● SET EXERCISE 1
Reproduce word for word the part of the circus history transcript starting with "The list of" and going on through "look at it?".

── GIVEN TEXT

– Kacie Lucchini Butcher: Did kids… – Scott O’Donnell: Yeah?
– …run away to join the circus?
– They absolutely did.
It’d be like this wide-eyed experience, like, “How do I get to be part of this?”
[upbeat music] – Hey, besties!
I thought I would bring you along for a little get ready with me.
I’ve already moisturized and cleaned my face.
I like using this moisturizer.
Once you’re well-moisturized, what you’re gonna wanna do is get your clown makeup, and we’re gonna start with this foundation.
– Taylor Bailey: Kacie, what are you doing?
– Well, I’m doing a get ready with me.
– With clown makeup?
– I’m gonna run away and join the circus.
I think I could be, like, a mixture between a tattooed lady and a clown.
– Why are you doing this again?
– Back in olden times, kids did that.
I mean, this brochure talks all about the different performers and things going on at the circus.
– I mean, this does have a lot about the performers and the animals, but did kids really run away to join the circus, or was that some big myth?
– I think I’ve got an idea of a place we could go visit and maybe get some answers.
– Okay, let’s go.
– All right, well… – Both: Bye besties!
– Scott: Welcome to Circus World.
– This is my first time here.
What is Circus World?
– Usually we get that, “The last time I was here, I was this tall.”
[hosts laughing] So we’re thrilled to see you and welcome you here.
So Circus World opened July 1, 1959.
This is our 65th anniversary year.
We’re looking real fresh for 65.
– Fancy.
– Gotta say.
[hosts laughing] In 1884, the Ringling Brothers started their circus right here in Baraboo.
They had a big top that sat 400 people, and within less than a decade, they had a touring big top that sat 12,000 people.
So it’s like a modern-day arena when you think about it, and it moved every single day.
So they are the most famous residents of this town, but over 100 circuses have come from the state of Wisconsin, which is unequal to any other state in the nation.
And it’s that legacy that we celebrate here at Circus World each and every day.
– Wisconsin has a long and storied connection to circus history.
Here in Delavan, the Mabie Brothers set up the winter home for their circus back in 1847, a year before Wisconsin statehood.
– Other circuses soon followed, and by the end of the 1800s, dozens of them had called Wisconsin home.
P.T.
Barnum Circus was established in Delavan in 1870, and this program from the 1870s shows another area circus, The Coliseum.
The list of performers even includes a young Al Ringling.
This deep circus history is commemorated here with markers like this huge statue of Romeo, one of the elephants in the Mabie Brothers Circus.
– How do they get all of the people and the animals that are in the circus to the area?
– That’s a great question.
So instead of telling you about it, why don’t we go look at it?
– Okay.
– Sounds great.
– Yeah.
– Yes!
– So how the circus moved, it came from town to town.
Starts off as horse-drawn wagons, which you see surrounding us here.
So on the inside, they’re carrying all the equipment that it took to put on a circus, but on the outside, as you see, they’re painted and gilded up to inspire people.
You know, circus day was like an unofficial holiday.
When it came to town, businesses let out, school was let out.
It was like circus day.
So it’s the Pied Piper effect.
You do a big glorious street parade through the downtown, and then everybody follows the parade to the circus grounds and then watches the show.
When this great assembly of stuff came to your hometown, I mean, you’d be sensory overload.
– Posters were the main way circus advertised and promoted its arrival.
Thousands of these posters would be shipped in advance.

────
── RECORD EXCERPTS

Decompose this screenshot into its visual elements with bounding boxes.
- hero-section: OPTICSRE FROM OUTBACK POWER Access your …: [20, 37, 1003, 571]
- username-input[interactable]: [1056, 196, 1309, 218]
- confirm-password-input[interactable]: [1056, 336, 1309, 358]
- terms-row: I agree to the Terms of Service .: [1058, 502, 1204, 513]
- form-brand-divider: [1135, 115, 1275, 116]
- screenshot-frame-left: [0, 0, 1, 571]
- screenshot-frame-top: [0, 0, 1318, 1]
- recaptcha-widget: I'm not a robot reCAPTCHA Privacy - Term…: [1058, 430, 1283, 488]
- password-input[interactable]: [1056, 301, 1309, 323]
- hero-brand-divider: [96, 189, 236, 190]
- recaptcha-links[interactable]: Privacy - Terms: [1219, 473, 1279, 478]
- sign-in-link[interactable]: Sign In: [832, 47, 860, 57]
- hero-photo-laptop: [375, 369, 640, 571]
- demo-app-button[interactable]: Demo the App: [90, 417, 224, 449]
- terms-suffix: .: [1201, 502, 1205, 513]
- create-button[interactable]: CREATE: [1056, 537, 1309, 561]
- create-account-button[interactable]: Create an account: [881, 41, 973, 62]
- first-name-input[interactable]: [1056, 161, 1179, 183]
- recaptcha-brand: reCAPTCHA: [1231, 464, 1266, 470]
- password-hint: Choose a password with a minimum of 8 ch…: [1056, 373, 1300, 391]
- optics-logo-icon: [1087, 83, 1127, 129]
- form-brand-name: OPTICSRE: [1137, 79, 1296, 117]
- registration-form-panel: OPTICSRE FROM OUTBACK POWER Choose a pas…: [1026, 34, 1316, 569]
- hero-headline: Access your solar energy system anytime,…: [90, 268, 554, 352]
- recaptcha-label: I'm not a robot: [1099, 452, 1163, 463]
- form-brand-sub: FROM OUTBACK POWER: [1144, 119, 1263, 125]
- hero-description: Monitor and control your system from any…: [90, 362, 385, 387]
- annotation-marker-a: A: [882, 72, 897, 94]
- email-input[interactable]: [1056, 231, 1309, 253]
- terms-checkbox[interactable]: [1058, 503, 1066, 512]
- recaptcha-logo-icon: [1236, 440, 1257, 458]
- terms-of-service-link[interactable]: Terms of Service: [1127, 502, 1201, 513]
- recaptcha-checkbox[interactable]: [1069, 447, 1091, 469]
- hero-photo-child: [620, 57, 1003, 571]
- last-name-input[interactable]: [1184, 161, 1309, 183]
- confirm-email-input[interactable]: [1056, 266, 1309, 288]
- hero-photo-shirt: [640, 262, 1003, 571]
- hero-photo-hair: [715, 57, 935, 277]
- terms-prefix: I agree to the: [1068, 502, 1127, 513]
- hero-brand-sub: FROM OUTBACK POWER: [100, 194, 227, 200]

────
── RECORD EXCERPTS

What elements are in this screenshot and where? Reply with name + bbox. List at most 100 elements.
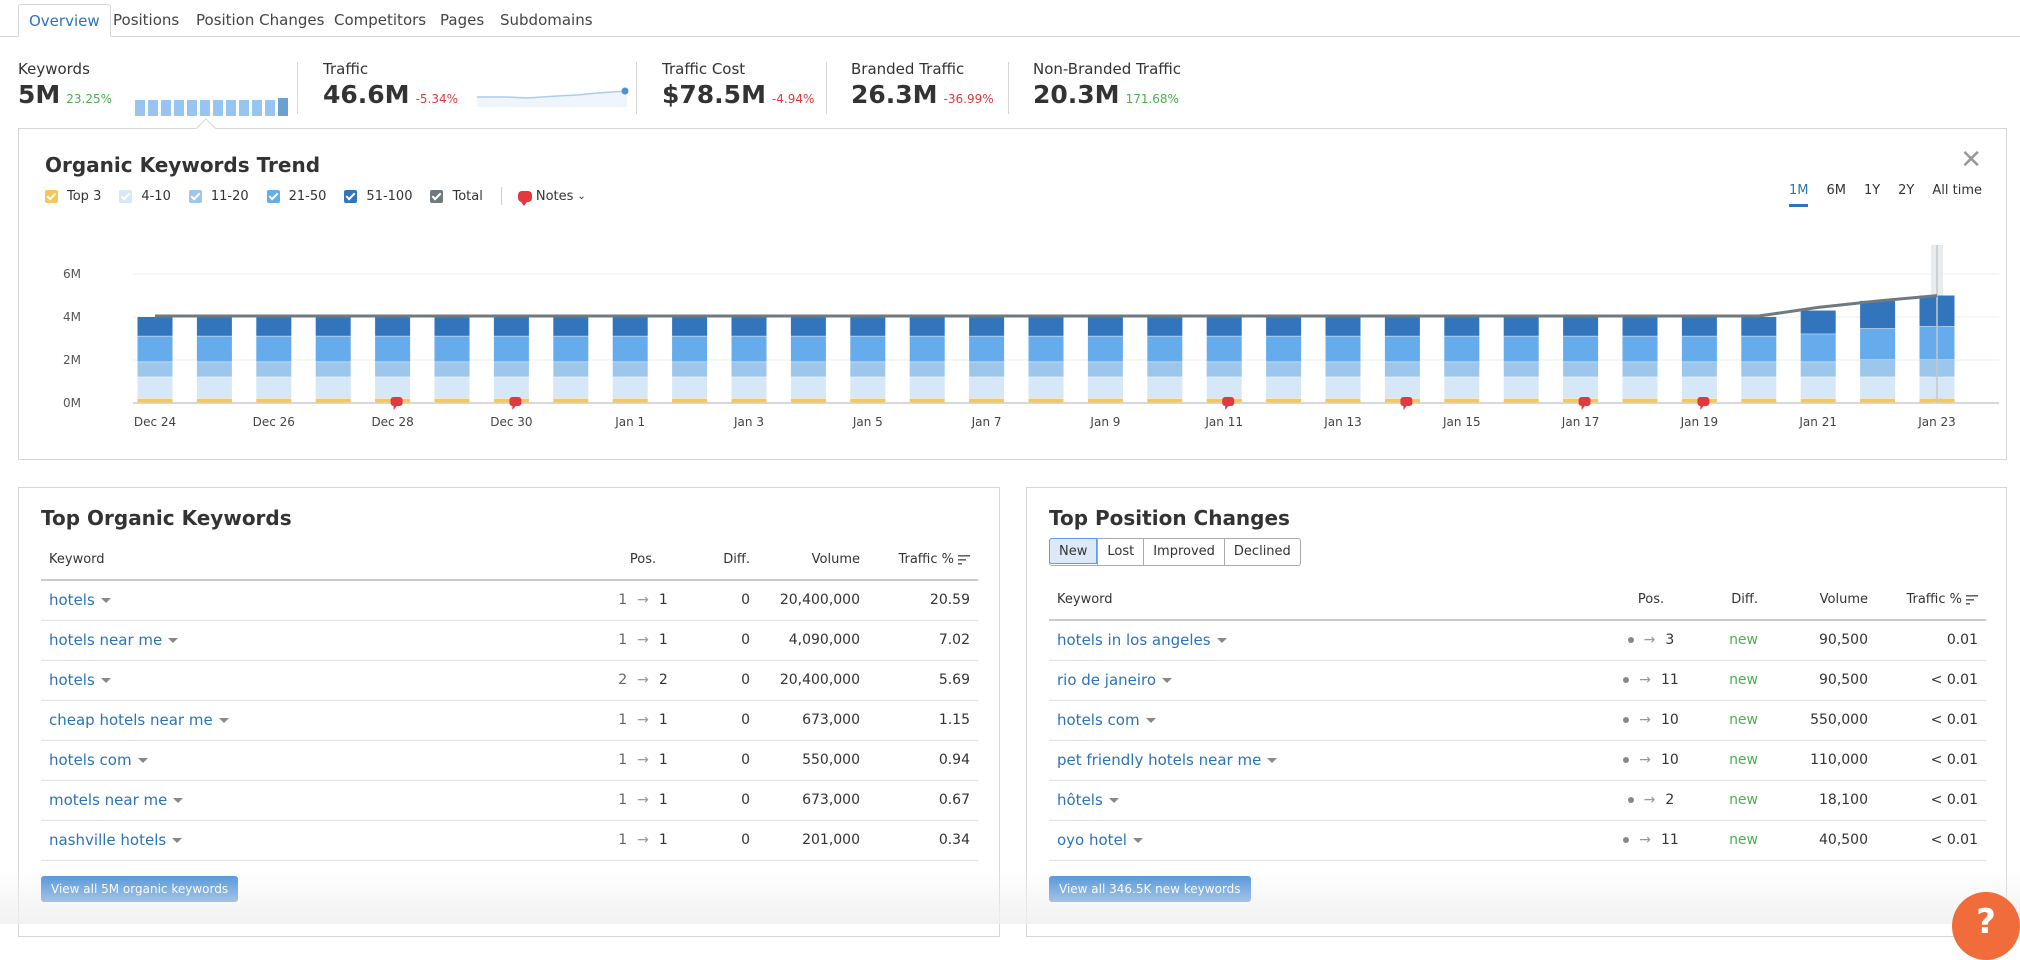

────

● SET EXERCISE 2
Quote the rows starting with the line with "Decompose this screenshot" and going on through the line with "- recaptcha-logo-icon: [1236, 440, 1257, 458]", both lines included, and nothing beyond them.

● CORRECT ANSWER 1
The list of performers even includes a young Al Ringling.
This deep circus history is commemorated here with markers like this huge statue of Romeo, one of the elephants in the Mabie Brothers Circus.
– How do they get all of the people and the animals that are in the circus to the area?
– That’s a great question.
So instead of telling you about it, why don’t we go look at it?

● CORRECT ANSWER 2
Decompose this screenshot into its visual elements with bounding boxes.
- hero-section: OPTICSRE FROM OUTBACK POWER Access your …: [20, 37, 1003, 571]
- username-input[interactable]: [1056, 196, 1309, 218]
- confirm-password-input[interactable]: [1056, 336, 1309, 358]
- terms-row: I agree to the Terms of Service .: [1058, 502, 1204, 513]
- form-brand-divider: [1135, 115, 1275, 116]
- screenshot-frame-left: [0, 0, 1, 571]
- screenshot-frame-top: [0, 0, 1318, 1]
- recaptcha-widget: I'm not a robot reCAPTCHA Privacy - Term…: [1058, 430, 1283, 488]
- password-input[interactable]: [1056, 301, 1309, 323]
- hero-brand-divider: [96, 189, 236, 190]
- recaptcha-links[interactable]: Privacy - Terms: [1219, 473, 1279, 478]
- sign-in-link[interactable]: Sign In: [832, 47, 860, 57]
- hero-photo-laptop: [375, 369, 640, 571]
- demo-app-button[interactable]: Demo the App: [90, 417, 224, 449]
- terms-suffix: .: [1201, 502, 1205, 513]
- create-button[interactable]: CREATE: [1056, 537, 1309, 561]
- create-account-button[interactable]: Create an account: [881, 41, 973, 62]
- first-name-input[interactable]: [1056, 161, 1179, 183]
- recaptcha-brand: reCAPTCHA: [1231, 464, 1266, 470]
- password-hint: Choose a password with a minimum of 8 ch…: [1056, 373, 1300, 391]
- optics-logo-icon: [1087, 83, 1127, 129]
- form-brand-name: OPTICSRE: [1137, 79, 1296, 117]
- registration-form-panel: OPTICSRE FROM OUTBACK POWER Choose a pas…: [1026, 34, 1316, 569]
- hero-headline: Access your solar energy system anytime,…: [90, 268, 554, 352]
- recaptcha-label: I'm not a robot: [1099, 452, 1163, 463]
- form-brand-sub: FROM OUTBACK POWER: [1144, 119, 1263, 125]
- hero-description: Monitor and control your system from any…: [90, 362, 385, 387]
- annotation-marker-a: A: [882, 72, 897, 94]
- email-input[interactable]: [1056, 231, 1309, 253]
- terms-checkbox[interactable]: [1058, 503, 1066, 512]
- recaptcha-logo-icon: [1236, 440, 1257, 458]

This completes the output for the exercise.